Check each line of the material. Copy those containing "drug".

Recorded data
□ □ □ □ □ □ □

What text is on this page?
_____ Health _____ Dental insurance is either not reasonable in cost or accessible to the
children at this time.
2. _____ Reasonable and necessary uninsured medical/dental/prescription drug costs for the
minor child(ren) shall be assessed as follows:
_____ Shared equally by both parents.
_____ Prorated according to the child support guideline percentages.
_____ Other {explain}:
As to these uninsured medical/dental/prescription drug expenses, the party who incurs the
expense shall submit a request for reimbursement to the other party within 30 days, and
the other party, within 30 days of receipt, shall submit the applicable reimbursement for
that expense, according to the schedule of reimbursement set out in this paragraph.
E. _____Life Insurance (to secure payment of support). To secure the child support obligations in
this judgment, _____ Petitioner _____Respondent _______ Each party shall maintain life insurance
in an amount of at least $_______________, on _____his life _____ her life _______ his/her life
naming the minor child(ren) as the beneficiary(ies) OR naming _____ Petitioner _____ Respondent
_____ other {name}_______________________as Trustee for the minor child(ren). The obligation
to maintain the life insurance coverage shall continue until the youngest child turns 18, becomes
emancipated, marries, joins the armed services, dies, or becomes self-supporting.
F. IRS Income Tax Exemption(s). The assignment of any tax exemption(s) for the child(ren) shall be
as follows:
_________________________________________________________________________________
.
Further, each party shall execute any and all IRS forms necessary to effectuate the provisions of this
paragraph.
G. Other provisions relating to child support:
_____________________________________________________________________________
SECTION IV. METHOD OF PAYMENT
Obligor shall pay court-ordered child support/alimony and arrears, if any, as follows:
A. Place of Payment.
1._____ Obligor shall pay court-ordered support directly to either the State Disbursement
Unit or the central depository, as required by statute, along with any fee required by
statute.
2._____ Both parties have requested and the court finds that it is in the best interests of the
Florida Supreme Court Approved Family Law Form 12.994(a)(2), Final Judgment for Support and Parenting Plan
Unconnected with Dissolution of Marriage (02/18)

□ □ □ □ □ □ □

(Solution to this problem)
2. _____ Reasonable and necessary uninsured medical/dental/prescription drug costs for the
As to these uninsured medical/dental/prescription drug expenses, the party who incurs the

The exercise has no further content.